## Short task
Which lines hold the word "name"? Show each of them.

## Records to use
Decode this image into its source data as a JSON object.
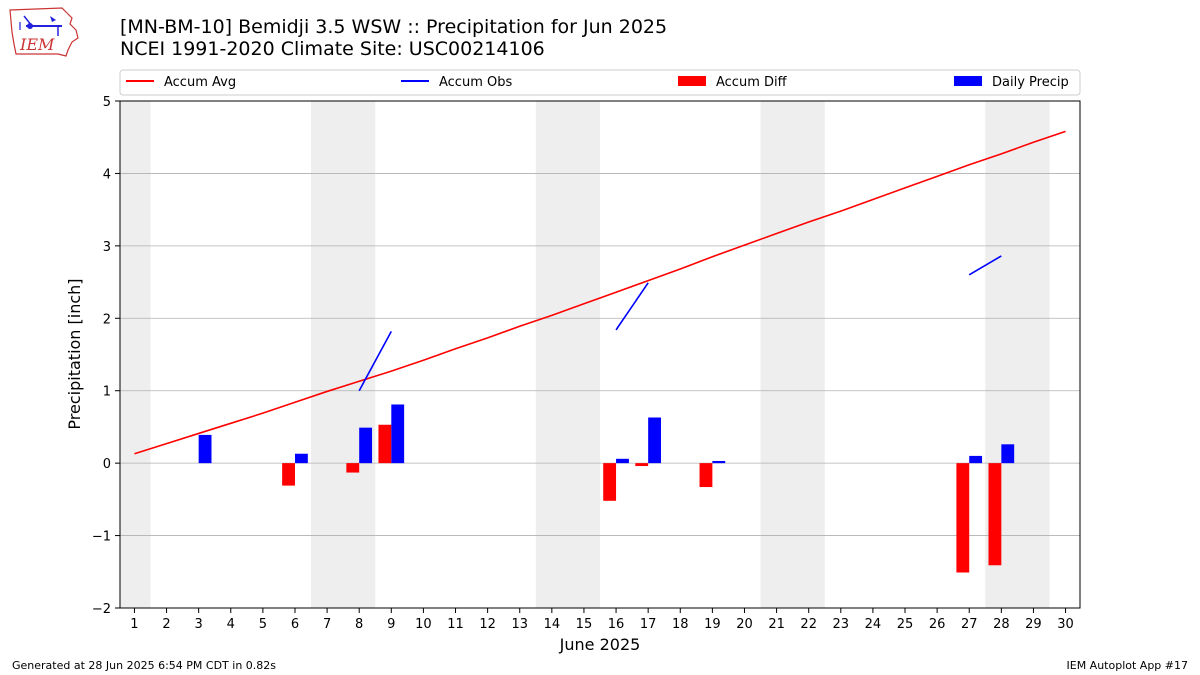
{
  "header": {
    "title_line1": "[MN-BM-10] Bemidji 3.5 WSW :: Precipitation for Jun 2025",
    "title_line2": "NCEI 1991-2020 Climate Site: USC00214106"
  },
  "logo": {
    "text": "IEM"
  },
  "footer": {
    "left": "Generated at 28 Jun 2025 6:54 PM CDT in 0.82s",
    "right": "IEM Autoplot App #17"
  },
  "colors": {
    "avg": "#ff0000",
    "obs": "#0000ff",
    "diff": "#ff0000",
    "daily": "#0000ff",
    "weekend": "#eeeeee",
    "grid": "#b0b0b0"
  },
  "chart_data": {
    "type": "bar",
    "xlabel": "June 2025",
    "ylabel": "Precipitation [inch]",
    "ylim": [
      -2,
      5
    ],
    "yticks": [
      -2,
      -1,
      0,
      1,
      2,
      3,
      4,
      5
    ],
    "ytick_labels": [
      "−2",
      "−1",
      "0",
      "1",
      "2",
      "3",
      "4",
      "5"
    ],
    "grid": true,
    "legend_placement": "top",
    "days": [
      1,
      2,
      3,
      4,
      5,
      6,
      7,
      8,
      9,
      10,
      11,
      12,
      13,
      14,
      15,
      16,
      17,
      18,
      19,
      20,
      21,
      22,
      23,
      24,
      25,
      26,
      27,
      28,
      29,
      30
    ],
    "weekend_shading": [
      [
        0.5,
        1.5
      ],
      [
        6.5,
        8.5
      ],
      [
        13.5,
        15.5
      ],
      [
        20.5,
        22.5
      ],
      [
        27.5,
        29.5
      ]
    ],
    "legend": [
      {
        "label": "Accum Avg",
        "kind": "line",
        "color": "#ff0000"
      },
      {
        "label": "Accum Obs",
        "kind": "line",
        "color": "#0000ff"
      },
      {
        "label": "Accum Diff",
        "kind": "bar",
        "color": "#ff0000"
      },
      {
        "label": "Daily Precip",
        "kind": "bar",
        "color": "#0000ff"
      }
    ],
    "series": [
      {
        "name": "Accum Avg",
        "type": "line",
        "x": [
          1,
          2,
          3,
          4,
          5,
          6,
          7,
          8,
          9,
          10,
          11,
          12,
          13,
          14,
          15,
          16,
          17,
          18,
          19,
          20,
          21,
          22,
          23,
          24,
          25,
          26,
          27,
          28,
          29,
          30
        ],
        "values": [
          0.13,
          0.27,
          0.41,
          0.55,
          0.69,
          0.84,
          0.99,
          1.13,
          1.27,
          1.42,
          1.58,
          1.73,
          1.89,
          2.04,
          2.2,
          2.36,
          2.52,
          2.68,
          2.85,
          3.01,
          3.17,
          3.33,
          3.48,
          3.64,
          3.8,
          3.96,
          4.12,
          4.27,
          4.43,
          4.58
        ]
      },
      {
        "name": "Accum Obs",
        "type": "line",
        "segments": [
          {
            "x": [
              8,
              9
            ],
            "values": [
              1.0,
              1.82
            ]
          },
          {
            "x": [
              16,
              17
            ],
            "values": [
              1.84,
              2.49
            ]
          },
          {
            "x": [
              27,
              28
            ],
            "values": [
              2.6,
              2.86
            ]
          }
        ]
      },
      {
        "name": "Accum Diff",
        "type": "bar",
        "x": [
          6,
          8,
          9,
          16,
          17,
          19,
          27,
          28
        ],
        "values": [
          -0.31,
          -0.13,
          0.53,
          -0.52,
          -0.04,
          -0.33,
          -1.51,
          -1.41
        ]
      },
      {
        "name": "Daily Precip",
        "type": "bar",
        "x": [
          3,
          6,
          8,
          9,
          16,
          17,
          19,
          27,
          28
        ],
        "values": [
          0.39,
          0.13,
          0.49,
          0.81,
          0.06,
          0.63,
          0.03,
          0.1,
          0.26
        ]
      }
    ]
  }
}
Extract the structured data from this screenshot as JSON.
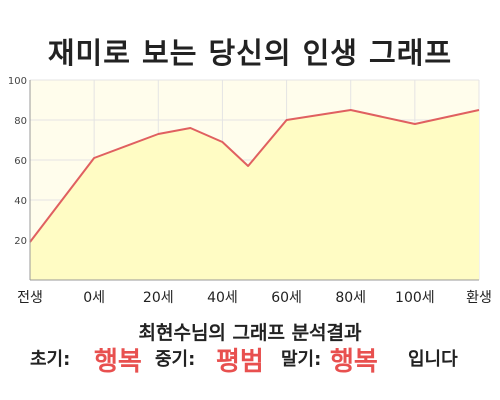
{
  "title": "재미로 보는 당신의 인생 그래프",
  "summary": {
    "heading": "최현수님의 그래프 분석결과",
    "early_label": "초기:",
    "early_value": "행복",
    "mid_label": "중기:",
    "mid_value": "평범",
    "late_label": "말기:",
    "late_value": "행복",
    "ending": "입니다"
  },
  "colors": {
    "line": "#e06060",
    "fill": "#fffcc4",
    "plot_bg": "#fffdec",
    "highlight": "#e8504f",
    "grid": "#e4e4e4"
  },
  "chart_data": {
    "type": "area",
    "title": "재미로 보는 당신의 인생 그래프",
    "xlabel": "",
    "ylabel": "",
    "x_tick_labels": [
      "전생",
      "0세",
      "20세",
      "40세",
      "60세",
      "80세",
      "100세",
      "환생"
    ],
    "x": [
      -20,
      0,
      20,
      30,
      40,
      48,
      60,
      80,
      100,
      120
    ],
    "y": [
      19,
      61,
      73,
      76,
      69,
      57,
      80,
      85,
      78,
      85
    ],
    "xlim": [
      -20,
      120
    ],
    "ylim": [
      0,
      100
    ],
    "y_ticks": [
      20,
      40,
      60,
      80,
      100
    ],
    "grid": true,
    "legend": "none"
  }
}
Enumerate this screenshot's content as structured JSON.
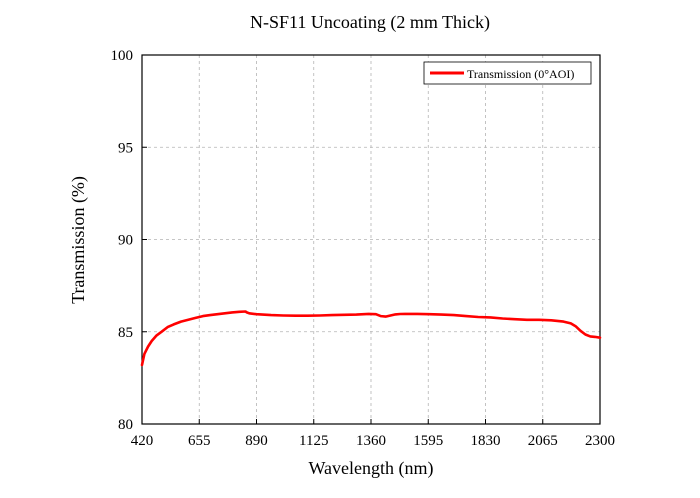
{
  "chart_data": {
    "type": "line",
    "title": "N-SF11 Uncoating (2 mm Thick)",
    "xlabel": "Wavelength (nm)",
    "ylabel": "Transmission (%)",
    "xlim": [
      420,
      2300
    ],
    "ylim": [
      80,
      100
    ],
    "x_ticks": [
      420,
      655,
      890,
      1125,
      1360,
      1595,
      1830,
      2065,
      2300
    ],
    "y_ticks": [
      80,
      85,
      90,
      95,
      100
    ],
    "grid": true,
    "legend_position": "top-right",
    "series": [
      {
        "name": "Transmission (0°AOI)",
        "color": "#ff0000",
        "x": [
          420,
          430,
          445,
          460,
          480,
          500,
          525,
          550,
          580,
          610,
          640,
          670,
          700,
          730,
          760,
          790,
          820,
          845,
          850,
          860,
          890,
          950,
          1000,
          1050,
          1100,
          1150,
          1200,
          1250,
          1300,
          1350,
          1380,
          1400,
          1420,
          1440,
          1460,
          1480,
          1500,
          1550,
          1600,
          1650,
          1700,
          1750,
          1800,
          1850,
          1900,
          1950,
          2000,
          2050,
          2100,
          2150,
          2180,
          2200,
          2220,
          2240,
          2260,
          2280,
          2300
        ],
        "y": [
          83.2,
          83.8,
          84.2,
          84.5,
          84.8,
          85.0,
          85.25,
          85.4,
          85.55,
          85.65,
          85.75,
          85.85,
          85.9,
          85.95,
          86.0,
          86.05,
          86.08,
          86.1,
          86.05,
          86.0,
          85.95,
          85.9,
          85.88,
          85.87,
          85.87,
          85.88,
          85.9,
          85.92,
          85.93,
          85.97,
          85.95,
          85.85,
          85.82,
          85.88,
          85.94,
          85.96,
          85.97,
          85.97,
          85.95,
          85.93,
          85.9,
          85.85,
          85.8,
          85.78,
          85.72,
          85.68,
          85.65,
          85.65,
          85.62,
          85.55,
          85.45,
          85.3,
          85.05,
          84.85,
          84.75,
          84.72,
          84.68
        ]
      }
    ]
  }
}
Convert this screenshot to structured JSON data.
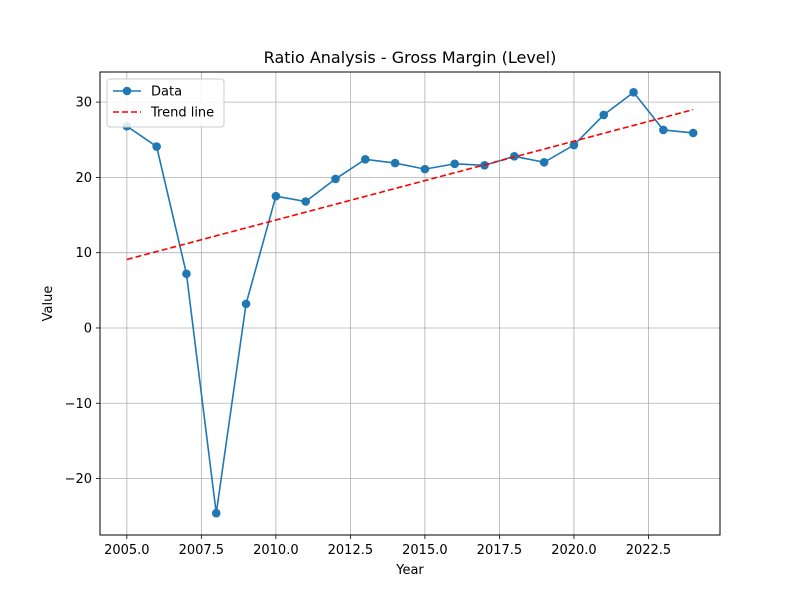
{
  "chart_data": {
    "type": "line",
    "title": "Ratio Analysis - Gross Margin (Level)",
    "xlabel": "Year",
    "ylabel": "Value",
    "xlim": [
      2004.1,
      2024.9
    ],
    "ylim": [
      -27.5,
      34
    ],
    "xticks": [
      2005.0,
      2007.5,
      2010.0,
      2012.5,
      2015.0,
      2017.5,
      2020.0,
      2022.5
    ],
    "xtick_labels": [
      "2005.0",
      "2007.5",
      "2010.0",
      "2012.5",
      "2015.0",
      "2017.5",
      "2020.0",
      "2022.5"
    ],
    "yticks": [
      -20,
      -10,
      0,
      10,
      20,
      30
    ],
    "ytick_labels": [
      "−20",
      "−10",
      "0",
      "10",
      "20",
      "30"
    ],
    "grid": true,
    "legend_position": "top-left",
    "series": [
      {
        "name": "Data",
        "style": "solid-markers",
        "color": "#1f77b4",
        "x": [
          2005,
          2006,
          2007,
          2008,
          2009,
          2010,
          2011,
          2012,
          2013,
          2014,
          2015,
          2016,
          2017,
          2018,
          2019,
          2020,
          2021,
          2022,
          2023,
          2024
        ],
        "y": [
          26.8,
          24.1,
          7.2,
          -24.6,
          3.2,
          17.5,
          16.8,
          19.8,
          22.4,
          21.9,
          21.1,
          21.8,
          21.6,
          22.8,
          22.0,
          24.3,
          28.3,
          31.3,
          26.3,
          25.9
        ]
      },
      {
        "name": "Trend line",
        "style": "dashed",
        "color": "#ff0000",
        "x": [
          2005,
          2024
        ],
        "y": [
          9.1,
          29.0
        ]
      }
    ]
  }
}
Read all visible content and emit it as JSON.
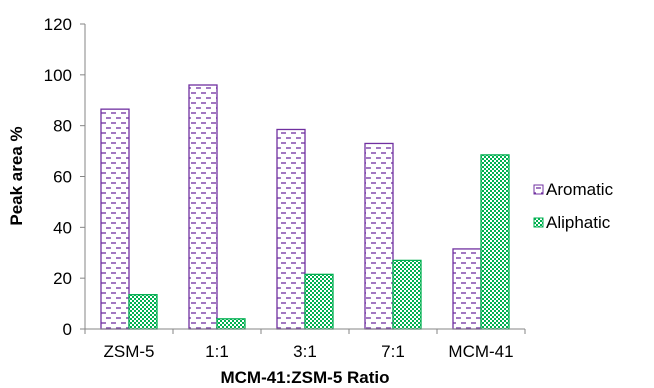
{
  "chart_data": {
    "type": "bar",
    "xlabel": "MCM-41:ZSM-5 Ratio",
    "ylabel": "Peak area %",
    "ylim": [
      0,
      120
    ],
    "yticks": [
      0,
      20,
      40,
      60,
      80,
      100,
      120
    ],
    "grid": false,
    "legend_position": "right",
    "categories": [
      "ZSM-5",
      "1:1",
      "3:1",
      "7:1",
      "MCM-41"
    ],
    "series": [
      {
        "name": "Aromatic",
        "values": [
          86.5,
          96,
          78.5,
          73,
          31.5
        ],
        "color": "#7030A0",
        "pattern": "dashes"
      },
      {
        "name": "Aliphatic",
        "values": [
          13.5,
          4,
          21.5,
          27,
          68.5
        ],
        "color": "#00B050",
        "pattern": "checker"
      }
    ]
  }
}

## Response to the task
        "name": "Accum Avg",
        "name": "Accum Obs",
        "name": "Accum Diff",
        "name": "Daily Precip",
        "name": "Transmission (0°AOI)",
        "name": "Data",
        "name": "Trend line",
        "name": "Aromatic",
        "name": "Aliphatic",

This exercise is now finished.